● Problem statement
Take the line that contains "What data was" as the first line and the final line of the records as the last; return exactly those lines and the lines between.

Start of Raw data

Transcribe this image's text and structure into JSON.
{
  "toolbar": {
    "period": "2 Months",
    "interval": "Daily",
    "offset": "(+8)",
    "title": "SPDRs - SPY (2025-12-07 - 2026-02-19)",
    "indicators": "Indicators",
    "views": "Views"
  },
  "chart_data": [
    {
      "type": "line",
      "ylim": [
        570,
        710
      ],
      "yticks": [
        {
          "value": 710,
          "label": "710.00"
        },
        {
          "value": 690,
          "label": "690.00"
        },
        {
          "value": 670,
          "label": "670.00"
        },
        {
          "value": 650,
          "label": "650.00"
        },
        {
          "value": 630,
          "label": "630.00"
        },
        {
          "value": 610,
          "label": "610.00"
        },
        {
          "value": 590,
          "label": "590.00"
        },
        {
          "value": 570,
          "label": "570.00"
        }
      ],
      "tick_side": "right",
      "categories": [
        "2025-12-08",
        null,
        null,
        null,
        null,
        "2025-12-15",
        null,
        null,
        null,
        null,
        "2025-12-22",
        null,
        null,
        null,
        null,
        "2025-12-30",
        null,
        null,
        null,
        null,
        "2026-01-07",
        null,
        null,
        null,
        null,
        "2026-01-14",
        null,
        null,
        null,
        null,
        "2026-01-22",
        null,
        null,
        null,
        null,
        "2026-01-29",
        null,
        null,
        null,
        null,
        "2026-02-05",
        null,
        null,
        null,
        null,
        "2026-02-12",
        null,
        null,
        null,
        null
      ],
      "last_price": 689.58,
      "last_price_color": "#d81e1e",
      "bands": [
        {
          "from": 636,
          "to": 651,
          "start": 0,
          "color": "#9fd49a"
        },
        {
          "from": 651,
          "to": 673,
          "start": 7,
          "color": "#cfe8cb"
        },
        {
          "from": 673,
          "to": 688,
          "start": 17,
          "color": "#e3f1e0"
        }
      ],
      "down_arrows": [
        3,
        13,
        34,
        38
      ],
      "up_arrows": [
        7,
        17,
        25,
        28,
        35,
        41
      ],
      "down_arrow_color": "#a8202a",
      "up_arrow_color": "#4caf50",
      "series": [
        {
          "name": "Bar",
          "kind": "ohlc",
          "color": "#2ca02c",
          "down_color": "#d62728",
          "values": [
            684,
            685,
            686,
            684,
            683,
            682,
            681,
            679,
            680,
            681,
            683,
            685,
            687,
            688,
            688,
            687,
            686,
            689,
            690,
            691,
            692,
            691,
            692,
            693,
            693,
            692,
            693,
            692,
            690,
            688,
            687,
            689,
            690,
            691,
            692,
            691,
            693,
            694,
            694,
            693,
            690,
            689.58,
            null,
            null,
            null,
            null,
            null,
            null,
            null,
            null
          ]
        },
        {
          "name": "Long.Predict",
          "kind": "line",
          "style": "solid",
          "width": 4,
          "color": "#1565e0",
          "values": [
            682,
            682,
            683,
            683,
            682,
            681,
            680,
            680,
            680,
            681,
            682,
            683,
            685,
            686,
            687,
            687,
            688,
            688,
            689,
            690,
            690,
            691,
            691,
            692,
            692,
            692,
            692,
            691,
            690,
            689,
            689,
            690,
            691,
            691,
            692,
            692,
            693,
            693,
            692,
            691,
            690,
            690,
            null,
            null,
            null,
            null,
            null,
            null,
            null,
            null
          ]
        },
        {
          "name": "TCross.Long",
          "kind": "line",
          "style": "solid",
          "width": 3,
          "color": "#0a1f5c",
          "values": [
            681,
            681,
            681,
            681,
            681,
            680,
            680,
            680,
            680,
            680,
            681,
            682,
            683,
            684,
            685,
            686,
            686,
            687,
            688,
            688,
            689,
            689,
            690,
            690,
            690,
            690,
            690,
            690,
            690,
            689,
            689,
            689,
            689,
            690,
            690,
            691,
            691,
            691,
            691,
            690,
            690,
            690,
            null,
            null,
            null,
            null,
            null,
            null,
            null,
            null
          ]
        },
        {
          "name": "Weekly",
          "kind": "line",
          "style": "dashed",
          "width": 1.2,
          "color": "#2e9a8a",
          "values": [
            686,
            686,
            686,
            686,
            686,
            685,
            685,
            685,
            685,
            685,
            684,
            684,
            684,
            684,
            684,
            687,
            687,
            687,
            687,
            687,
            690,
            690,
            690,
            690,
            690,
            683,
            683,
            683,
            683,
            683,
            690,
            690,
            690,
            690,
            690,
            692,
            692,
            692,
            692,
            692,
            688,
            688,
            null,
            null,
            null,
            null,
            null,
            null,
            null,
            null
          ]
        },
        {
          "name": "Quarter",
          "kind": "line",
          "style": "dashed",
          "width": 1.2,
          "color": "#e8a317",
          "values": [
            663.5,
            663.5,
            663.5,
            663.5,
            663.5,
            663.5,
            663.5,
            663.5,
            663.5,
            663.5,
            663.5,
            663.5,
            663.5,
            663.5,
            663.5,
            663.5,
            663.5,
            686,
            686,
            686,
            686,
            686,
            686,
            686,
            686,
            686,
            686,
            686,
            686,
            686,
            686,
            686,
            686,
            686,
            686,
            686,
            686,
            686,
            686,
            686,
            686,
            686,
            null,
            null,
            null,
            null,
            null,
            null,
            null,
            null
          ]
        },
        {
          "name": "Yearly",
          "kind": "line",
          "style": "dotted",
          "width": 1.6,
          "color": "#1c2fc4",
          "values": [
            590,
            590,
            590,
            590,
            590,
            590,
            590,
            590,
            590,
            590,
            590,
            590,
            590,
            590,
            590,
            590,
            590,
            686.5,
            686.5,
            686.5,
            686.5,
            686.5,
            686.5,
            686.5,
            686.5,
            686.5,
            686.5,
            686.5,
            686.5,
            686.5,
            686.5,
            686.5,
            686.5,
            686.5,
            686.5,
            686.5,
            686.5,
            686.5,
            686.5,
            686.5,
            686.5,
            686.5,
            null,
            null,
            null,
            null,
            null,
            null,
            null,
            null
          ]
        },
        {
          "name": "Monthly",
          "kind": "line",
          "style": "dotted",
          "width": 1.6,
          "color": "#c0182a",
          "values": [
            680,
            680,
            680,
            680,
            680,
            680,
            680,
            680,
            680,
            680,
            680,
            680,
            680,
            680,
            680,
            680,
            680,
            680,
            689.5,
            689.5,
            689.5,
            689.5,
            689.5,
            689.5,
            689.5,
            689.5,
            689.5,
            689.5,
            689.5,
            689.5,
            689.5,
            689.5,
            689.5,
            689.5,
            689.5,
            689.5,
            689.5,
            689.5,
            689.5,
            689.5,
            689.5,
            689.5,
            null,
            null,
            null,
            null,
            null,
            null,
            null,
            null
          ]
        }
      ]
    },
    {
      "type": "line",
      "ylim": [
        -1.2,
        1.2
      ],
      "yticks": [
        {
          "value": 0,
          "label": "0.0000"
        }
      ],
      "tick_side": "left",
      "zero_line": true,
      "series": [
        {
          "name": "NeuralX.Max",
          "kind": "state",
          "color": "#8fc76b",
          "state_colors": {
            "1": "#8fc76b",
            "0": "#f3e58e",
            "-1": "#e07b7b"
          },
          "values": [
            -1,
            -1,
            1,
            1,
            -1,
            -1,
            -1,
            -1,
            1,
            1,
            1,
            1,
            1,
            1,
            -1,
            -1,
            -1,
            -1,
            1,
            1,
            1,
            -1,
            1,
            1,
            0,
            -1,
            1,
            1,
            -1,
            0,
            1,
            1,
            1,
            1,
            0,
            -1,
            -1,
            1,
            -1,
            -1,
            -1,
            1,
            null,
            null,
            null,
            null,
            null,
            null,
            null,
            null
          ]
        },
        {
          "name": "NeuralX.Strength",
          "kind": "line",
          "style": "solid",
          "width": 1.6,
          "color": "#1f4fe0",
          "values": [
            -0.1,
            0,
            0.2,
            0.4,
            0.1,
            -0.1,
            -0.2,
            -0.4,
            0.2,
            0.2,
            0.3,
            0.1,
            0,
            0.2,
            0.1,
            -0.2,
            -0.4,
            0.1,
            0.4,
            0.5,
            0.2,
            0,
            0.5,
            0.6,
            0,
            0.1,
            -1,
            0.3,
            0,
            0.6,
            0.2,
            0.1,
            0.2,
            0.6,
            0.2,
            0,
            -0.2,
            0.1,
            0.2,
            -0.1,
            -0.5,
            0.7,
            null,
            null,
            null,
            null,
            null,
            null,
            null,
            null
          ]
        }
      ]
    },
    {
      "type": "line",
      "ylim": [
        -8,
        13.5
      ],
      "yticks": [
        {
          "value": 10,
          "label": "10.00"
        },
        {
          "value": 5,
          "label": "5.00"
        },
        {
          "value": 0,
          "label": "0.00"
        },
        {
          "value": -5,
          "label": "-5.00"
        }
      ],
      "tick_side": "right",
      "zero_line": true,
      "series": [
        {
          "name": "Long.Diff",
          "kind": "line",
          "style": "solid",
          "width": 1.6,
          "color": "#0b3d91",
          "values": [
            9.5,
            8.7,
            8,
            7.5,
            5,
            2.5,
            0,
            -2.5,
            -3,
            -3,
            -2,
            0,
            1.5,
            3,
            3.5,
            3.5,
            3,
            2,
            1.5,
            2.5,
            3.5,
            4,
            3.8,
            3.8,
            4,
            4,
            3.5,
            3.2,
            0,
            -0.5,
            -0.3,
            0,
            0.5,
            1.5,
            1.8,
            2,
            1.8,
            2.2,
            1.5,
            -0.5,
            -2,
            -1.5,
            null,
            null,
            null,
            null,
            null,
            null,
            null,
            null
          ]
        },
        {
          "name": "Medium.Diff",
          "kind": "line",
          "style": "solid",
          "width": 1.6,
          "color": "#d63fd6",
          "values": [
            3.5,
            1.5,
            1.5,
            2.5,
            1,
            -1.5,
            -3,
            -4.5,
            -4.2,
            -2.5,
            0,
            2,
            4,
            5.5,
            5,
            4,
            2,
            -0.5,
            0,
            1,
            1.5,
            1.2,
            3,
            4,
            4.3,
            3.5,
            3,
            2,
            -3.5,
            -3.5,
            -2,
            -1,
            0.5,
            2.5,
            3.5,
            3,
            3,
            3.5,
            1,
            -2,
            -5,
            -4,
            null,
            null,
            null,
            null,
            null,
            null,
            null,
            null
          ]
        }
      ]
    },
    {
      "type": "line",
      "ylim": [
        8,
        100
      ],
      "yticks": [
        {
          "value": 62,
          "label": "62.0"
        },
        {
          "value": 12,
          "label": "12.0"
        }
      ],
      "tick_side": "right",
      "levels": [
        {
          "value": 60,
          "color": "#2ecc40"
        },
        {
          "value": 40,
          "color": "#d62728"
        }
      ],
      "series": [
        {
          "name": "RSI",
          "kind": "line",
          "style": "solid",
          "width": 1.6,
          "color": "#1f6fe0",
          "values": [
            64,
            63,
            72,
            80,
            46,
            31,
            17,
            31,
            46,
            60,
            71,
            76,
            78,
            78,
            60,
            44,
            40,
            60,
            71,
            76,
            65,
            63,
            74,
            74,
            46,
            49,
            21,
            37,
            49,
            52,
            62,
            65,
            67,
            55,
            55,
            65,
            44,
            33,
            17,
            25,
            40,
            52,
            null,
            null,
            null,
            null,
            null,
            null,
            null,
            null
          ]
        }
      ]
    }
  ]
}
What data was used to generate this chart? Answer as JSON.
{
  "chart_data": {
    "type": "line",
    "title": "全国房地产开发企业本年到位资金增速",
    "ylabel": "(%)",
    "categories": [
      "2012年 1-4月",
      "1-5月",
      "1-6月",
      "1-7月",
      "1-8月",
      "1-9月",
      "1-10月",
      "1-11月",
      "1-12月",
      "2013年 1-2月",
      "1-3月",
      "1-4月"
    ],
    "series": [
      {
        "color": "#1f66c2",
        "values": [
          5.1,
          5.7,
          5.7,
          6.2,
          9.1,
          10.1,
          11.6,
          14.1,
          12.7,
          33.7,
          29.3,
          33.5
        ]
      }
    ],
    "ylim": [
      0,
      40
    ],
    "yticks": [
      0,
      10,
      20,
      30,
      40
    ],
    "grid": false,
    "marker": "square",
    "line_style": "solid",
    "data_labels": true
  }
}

End of Raw data

● Exercise output
What data was used to generate this chart? Answer as JSON.
{
  "chart_data": {
    "type": "line",
    "title": "全国房地产开发企业本年到位资金增速",
    "ylabel": "(%)",
    "categories": [
      "2012年 1-4月",
      "1-5月",
      "1-6月",
      "1-7月",
      "1-8月",
      "1-9月",
      "1-10月",
      "1-11月",
      "1-12月",
      "2013年 1-2月",
      "1-3月",
      "1-4月"
    ],
    "series": [
      {
        "color": "#1f66c2",
        "values": [
          5.1,
          5.7,
          5.7,
          6.2,
          9.1,
          10.1,
          11.6,
          14.1,
          12.7,
          33.7,
          29.3,
          33.5
        ]
      }
    ],
    "ylim": [
      0,
      40
    ],
    "yticks": [
      0,
      10,
      20,
      30,
      40
    ],
    "grid": false,
    "marker": "square",
    "line_style": "solid",
    "data_labels": true
  }
}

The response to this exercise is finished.